═══ The records ═══

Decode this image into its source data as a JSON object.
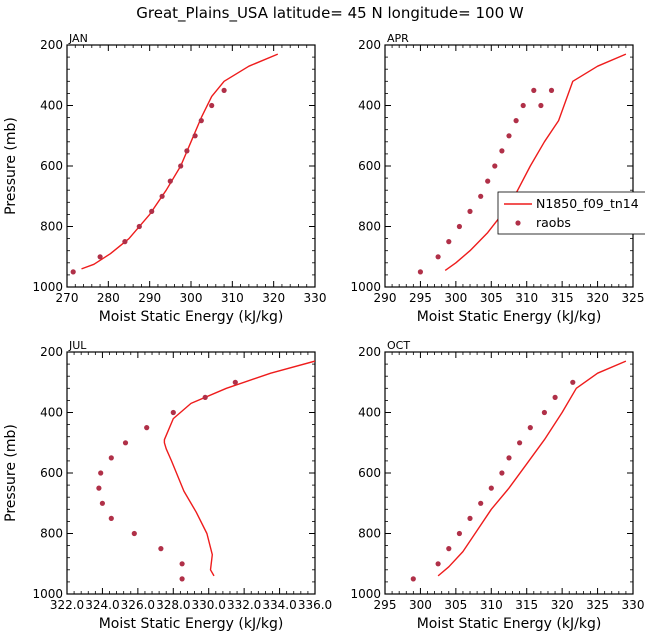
{
  "figure_title": "Great_Plains_USA  latitude= 45 N longitude= 100 W",
  "colors": {
    "model_line": "#ee1c1c",
    "raobs_marker": "#b03048",
    "axis": "#000000"
  },
  "legend": {
    "line_label": "N1850_f09_tn14",
    "marker_label": "raobs"
  },
  "chart_data": [
    {
      "type": "line",
      "panel_label": "JAN",
      "xlabel": "Moist Static Energy (kJ/kg)",
      "ylabel": "Pressure (mb)",
      "xlim": [
        270,
        330
      ],
      "ylim": [
        1000,
        200
      ],
      "xticks": [
        "270",
        "280",
        "290",
        "300",
        "310",
        "320",
        "330"
      ],
      "yticks": [
        "200",
        "400",
        "600",
        "800",
        "1000"
      ],
      "series": [
        {
          "name": "N1850_f09_tn14",
          "style": "line",
          "x": [
            273.5,
            276.5,
            280.5,
            285,
            290,
            294,
            297.5,
            300,
            302.5,
            305,
            308,
            314,
            321
          ],
          "y": [
            940,
            925,
            890,
            840,
            760,
            680,
            600,
            520,
            440,
            370,
            320,
            270,
            230
          ]
        },
        {
          "name": "raobs",
          "style": "markers",
          "x": [
            271.5,
            278,
            284,
            287.5,
            290.5,
            293,
            295,
            297.5,
            299,
            301,
            302.5,
            305,
            308
          ],
          "y": [
            950,
            900,
            850,
            800,
            750,
            700,
            650,
            600,
            550,
            500,
            450,
            400,
            350
          ]
        }
      ]
    },
    {
      "type": "line",
      "panel_label": "APR",
      "xlabel": "Moist Static Energy (kJ/kg)",
      "ylabel": "",
      "xlim": [
        290,
        325
      ],
      "ylim": [
        1000,
        200
      ],
      "xticks": [
        "290",
        "295",
        "300",
        "305",
        "310",
        "315",
        "320",
        "325"
      ],
      "yticks": [
        "200",
        "400",
        "600",
        "800",
        "1000"
      ],
      "series": [
        {
          "name": "N1850_f09_tn14",
          "style": "line",
          "x": [
            298.5,
            300,
            302,
            304.5,
            306.5,
            308.5,
            310.5,
            312.5,
            314.5,
            316.5,
            320,
            324
          ],
          "y": [
            945,
            920,
            880,
            820,
            760,
            690,
            600,
            520,
            450,
            320,
            270,
            230
          ]
        },
        {
          "name": "raobs",
          "style": "markers",
          "x": [
            295,
            297.5,
            299,
            300.5,
            302,
            303.5,
            304.5,
            305.5,
            306.5,
            307.5,
            308.5,
            309.5,
            311,
            312,
            313.5
          ],
          "y": [
            950,
            900,
            850,
            800,
            750,
            700,
            650,
            600,
            550,
            500,
            450,
            400,
            350,
            400,
            350
          ]
        }
      ]
    },
    {
      "type": "line",
      "panel_label": "JUL",
      "xlabel": "Moist Static Energy (kJ/kg)",
      "ylabel": "Pressure (mb)",
      "xlim": [
        322,
        336
      ],
      "ylim": [
        1000,
        200
      ],
      "xticks": [
        "322.0",
        "324.0",
        "326.0",
        "328.0",
        "330.0",
        "332.0",
        "334.0",
        "336.0"
      ],
      "yticks": [
        "200",
        "400",
        "600",
        "800",
        "1000"
      ],
      "series": [
        {
          "name": "N1850_f09_tn14",
          "style": "line",
          "x": [
            330.3,
            330.1,
            330.2,
            329.9,
            329.3,
            328.6,
            327.9,
            327.6,
            327.5,
            327.5,
            328,
            329,
            331,
            333.5,
            336
          ],
          "y": [
            940,
            920,
            870,
            800,
            730,
            660,
            560,
            520,
            500,
            490,
            420,
            370,
            320,
            270,
            230
          ]
        },
        {
          "name": "raobs",
          "style": "markers",
          "x": [
            328.5,
            328.5,
            327.3,
            325.8,
            324.5,
            324,
            323.8,
            323.9,
            324.5,
            325.3,
            326.5,
            328,
            329.8,
            331.5
          ],
          "y": [
            950,
            900,
            850,
            800,
            750,
            700,
            650,
            600,
            550,
            500,
            450,
            400,
            350,
            300
          ]
        }
      ]
    },
    {
      "type": "line",
      "panel_label": "OCT",
      "xlabel": "Moist Static Energy (kJ/kg)",
      "ylabel": "",
      "xlim": [
        295,
        330
      ],
      "ylim": [
        1000,
        200
      ],
      "xticks": [
        "295",
        "300",
        "305",
        "310",
        "315",
        "320",
        "325",
        "330"
      ],
      "yticks": [
        "200",
        "400",
        "600",
        "800",
        "1000"
      ],
      "series": [
        {
          "name": "N1850_f09_tn14",
          "style": "line",
          "x": [
            302.5,
            304,
            306,
            308,
            310,
            312.5,
            315,
            317.5,
            320,
            322,
            325,
            329
          ],
          "y": [
            940,
            910,
            860,
            790,
            720,
            650,
            570,
            490,
            400,
            320,
            270,
            230
          ]
        },
        {
          "name": "raobs",
          "style": "markers",
          "x": [
            299,
            302.5,
            304,
            305.5,
            307,
            308.5,
            310,
            311.5,
            312.5,
            314,
            315.5,
            317.5,
            319,
            321.5
          ],
          "y": [
            950,
            900,
            850,
            800,
            750,
            700,
            650,
            600,
            550,
            500,
            450,
            400,
            350,
            300
          ]
        }
      ]
    }
  ]
}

═══

* Work instructions:
Without the pictures, reproduce every line of the records above exactly.

* Solution to the exercise:
Decode this image into its source data as a JSON object.
{
  "figure_title": "Great_Plains_USA  latitude= 45 N longitude= 100 W",
  "colors": {
    "model_line": "#ee1c1c",
    "raobs_marker": "#b03048",
    "axis": "#000000"
  },
  "legend": {
    "line_label": "N1850_f09_tn14",
    "marker_label": "raobs"
  },
  "chart_data": [
    {
      "type": "line",
      "panel_label": "JAN",
      "xlabel": "Moist Static Energy (kJ/kg)",
      "ylabel": "Pressure (mb)",
      "xlim": [
        270,
        330
      ],
      "ylim": [
        1000,
        200
      ],
      "xticks": [
        "270",
        "280",
        "290",
        "300",
        "310",
        "320",
        "330"
      ],
      "yticks": [
        "200",
        "400",
        "600",
        "800",
        "1000"
      ],
      "series": [
        {
          "name": "N1850_f09_tn14",
          "style": "line",
          "x": [
            273.5,
            276.5,
            280.5,
            285,
            290,
            294,
            297.5,
            300,
            302.5,
            305,
            308,
            314,
            321
          ],
          "y": [
            940,
            925,
            890,
            840,
            760,
            680,
            600,
            520,
            440,
            370,
            320,
            270,
            230
          ]
        },
        {
          "name": "raobs",
          "style": "markers",
          "x": [
            271.5,
            278,
            284,
            287.5,
            290.5,
            293,
            295,
            297.5,
            299,
            301,
            302.5,
            305,
            308
          ],
          "y": [
            950,
            900,
            850,
            800,
            750,
            700,
            650,
            600,
            550,
            500,
            450,
            400,
            350
          ]
        }
      ]
    },
    {
      "type": "line",
      "panel_label": "APR",
      "xlabel": "Moist Static Energy (kJ/kg)",
      "ylabel": "",
      "xlim": [
        290,
        325
      ],
      "ylim": [
        1000,
        200
      ],
      "xticks": [
        "290",
        "295",
        "300",
        "305",
        "310",
        "315",
        "320",
        "325"
      ],
      "yticks": [
        "200",
        "400",
        "600",
        "800",
        "1000"
      ],
      "series": [
        {
          "name": "N1850_f09_tn14",
          "style": "line",
          "x": [
            298.5,
            300,
            302,
            304.5,
            306.5,
            308.5,
            310.5,
            312.5,
            314.5,
            316.5,
            320,
            324
          ],
          "y": [
            945,
            920,
            880,
            820,
            760,
            690,
            600,
            520,
            450,
            320,
            270,
            230
          ]
        },
        {
          "name": "raobs",
          "style": "markers",
          "x": [
            295,
            297.5,
            299,
            300.5,
            302,
            303.5,
            304.5,
            305.5,
            306.5,
            307.5,
            308.5,
            309.5,
            311,
            312,
            313.5
          ],
          "y": [
            950,
            900,
            850,
            800,
            750,
            700,
            650,
            600,
            550,
            500,
            450,
            400,
            350,
            400,
            350
          ]
        }
      ]
    },
    {
      "type": "line",
      "panel_label": "JUL",
      "xlabel": "Moist Static Energy (kJ/kg)",
      "ylabel": "Pressure (mb)",
      "xlim": [
        322,
        336
      ],
      "ylim": [
        1000,
        200
      ],
      "xticks": [
        "322.0",
        "324.0",
        "326.0",
        "328.0",
        "330.0",
        "332.0",
        "334.0",
        "336.0"
      ],
      "yticks": [
        "200",
        "400",
        "600",
        "800",
        "1000"
      ],
      "series": [
        {
          "name": "N1850_f09_tn14",
          "style": "line",
          "x": [
            330.3,
            330.1,
            330.2,
            329.9,
            329.3,
            328.6,
            327.9,
            327.6,
            327.5,
            327.5,
            328,
            329,
            331,
            333.5,
            336
          ],
          "y": [
            940,
            920,
            870,
            800,
            730,
            660,
            560,
            520,
            500,
            490,
            420,
            370,
            320,
            270,
            230
          ]
        },
        {
          "name": "raobs",
          "style": "markers",
          "x": [
            328.5,
            328.5,
            327.3,
            325.8,
            324.5,
            324,
            323.8,
            323.9,
            324.5,
            325.3,
            326.5,
            328,
            329.8,
            331.5
          ],
          "y": [
            950,
            900,
            850,
            800,
            750,
            700,
            650,
            600,
            550,
            500,
            450,
            400,
            350,
            300
          ]
        }
      ]
    },
    {
      "type": "line",
      "panel_label": "OCT",
      "xlabel": "Moist Static Energy (kJ/kg)",
      "ylabel": "",
      "xlim": [
        295,
        330
      ],
      "ylim": [
        1000,
        200
      ],
      "xticks": [
        "295",
        "300",
        "305",
        "310",
        "315",
        "320",
        "325",
        "330"
      ],
      "yticks": [
        "200",
        "400",
        "600",
        "800",
        "1000"
      ],
      "series": [
        {
          "name": "N1850_f09_tn14",
          "style": "line",
          "x": [
            302.5,
            304,
            306,
            308,
            310,
            312.5,
            315,
            317.5,
            320,
            322,
            325,
            329
          ],
          "y": [
            940,
            910,
            860,
            790,
            720,
            650,
            570,
            490,
            400,
            320,
            270,
            230
          ]
        },
        {
          "name": "raobs",
          "style": "markers",
          "x": [
            299,
            302.5,
            304,
            305.5,
            307,
            308.5,
            310,
            311.5,
            312.5,
            314,
            315.5,
            317.5,
            319,
            321.5
          ],
          "y": [
            950,
            900,
            850,
            800,
            750,
            700,
            650,
            600,
            550,
            500,
            450,
            400,
            350,
            300
          ]
        }
      ]
    }
  ]
}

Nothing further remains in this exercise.